Filter these entries, keeping only lines that hold the word "plot".

- [Data section]
######
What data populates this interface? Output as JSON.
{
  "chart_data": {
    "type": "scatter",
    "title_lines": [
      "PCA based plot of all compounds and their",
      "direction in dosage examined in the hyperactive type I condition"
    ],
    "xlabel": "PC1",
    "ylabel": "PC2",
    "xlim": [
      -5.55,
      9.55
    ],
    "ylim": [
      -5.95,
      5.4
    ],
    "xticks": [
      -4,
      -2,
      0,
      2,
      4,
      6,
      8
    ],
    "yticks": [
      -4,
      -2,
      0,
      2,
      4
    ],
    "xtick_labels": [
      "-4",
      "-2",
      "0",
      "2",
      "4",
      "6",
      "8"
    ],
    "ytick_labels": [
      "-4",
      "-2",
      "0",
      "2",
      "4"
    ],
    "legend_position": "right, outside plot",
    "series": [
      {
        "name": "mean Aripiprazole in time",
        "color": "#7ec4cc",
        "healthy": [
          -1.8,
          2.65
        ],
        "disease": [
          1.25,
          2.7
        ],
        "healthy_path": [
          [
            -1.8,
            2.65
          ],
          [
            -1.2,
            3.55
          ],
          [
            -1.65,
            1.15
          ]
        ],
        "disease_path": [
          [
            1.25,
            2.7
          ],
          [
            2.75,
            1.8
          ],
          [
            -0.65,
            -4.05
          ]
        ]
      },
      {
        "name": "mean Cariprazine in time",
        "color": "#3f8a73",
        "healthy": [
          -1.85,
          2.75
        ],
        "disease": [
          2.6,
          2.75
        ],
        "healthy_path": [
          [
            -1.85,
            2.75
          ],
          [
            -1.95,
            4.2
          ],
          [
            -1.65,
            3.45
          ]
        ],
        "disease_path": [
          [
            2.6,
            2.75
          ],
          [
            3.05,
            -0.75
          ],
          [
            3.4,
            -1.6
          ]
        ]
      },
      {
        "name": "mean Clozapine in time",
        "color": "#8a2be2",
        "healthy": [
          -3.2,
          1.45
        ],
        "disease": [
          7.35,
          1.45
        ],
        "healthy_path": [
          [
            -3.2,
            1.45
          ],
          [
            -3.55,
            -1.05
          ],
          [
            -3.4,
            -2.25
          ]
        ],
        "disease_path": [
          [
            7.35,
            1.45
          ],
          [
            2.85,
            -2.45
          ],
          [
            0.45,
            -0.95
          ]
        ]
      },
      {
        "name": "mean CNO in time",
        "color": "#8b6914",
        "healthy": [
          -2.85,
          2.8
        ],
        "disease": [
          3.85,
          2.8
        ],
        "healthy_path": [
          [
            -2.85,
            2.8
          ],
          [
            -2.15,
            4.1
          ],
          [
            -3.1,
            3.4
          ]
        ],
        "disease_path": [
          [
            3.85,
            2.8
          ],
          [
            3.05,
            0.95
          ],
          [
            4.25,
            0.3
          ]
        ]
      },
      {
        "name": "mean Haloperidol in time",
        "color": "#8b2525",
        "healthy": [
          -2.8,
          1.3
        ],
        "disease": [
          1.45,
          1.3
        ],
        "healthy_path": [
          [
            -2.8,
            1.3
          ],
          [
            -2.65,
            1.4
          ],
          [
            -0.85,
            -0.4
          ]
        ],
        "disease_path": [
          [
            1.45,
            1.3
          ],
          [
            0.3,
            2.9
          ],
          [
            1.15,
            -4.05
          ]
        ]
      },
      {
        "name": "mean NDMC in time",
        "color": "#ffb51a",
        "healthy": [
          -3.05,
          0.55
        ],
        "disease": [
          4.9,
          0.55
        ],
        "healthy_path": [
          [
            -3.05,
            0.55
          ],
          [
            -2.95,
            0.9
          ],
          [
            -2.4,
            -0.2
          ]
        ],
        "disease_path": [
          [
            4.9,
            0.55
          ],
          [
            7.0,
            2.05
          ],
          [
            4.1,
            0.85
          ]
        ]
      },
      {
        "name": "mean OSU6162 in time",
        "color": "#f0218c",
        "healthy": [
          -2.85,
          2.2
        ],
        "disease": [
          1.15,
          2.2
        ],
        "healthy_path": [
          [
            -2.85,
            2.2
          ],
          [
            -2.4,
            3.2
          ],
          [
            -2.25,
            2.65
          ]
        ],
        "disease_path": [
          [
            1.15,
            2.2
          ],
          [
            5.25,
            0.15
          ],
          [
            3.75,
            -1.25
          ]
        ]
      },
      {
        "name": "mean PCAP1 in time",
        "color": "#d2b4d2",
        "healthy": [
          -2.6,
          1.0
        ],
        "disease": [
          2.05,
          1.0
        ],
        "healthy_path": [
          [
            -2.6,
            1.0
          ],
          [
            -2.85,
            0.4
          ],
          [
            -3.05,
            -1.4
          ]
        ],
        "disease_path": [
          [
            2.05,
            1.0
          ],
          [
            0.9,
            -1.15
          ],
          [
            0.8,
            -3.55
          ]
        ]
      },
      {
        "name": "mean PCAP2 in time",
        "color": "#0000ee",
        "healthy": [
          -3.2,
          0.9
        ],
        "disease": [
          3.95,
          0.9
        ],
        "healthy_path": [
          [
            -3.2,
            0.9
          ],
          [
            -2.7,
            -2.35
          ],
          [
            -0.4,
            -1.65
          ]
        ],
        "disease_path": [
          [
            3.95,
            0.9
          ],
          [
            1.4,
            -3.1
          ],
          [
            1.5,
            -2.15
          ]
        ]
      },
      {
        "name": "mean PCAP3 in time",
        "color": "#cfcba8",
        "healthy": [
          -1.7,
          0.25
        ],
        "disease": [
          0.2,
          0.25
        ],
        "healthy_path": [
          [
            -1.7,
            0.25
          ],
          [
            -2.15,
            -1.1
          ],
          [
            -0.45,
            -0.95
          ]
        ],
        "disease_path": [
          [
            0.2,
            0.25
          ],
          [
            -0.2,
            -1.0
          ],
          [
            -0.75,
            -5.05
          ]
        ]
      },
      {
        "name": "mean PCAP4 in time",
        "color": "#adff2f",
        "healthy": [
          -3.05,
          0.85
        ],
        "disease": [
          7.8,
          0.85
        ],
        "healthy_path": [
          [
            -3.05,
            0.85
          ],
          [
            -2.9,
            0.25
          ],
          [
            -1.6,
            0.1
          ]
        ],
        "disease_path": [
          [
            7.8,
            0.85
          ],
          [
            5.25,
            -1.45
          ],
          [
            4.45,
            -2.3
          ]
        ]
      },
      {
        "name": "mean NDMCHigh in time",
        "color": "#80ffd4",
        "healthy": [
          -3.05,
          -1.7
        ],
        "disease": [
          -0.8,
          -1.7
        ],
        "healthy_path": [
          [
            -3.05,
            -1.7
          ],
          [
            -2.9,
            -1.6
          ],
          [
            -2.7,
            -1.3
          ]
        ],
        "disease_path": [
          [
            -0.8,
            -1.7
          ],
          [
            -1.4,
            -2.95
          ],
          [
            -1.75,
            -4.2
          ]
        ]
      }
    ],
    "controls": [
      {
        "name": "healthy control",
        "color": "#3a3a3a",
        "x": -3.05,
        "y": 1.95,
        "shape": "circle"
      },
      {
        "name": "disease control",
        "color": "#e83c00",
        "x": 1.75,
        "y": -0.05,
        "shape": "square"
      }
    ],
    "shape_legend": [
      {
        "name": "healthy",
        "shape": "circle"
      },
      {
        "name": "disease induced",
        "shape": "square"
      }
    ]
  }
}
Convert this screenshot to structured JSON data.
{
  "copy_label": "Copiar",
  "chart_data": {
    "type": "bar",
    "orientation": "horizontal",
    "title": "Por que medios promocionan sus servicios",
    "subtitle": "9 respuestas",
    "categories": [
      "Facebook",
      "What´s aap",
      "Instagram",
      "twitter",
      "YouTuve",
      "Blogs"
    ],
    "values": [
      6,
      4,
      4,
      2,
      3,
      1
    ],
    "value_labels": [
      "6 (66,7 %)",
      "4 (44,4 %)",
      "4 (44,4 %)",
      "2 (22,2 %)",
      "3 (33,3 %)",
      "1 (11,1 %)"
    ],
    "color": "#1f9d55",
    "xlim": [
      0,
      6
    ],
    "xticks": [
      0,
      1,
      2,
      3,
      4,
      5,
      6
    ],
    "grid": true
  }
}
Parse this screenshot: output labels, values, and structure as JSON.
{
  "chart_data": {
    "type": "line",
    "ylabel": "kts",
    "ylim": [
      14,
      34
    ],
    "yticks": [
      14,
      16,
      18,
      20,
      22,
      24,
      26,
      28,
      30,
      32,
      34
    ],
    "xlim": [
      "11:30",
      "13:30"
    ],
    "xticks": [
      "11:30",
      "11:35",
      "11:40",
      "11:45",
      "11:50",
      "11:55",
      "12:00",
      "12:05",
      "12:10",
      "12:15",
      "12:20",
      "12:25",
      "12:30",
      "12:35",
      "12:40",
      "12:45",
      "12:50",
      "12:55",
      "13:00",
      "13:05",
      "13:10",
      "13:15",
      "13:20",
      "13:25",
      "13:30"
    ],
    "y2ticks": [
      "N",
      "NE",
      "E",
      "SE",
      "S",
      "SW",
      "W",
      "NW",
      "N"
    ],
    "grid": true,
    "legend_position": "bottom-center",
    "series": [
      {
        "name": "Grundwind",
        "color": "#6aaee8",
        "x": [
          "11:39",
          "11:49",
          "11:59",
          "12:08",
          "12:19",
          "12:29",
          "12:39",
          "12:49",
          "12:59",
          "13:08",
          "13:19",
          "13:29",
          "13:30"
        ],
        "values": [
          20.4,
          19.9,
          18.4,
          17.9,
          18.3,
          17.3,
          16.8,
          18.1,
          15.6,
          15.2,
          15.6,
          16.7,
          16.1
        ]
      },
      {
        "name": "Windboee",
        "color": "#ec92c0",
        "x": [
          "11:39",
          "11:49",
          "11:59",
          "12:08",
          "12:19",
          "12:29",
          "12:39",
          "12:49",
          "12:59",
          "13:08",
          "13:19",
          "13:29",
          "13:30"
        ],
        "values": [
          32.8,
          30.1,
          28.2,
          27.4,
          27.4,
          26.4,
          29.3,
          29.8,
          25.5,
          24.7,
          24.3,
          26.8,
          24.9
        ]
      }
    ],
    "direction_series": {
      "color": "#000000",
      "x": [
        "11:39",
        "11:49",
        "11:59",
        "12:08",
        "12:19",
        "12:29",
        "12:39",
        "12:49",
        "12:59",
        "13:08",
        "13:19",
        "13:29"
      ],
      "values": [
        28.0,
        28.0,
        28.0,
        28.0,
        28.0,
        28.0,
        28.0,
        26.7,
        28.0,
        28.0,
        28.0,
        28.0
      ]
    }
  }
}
######
- [Response to the task]
      "PCA based plot of all compounds and their",
    "legend_position": "right, outside plot",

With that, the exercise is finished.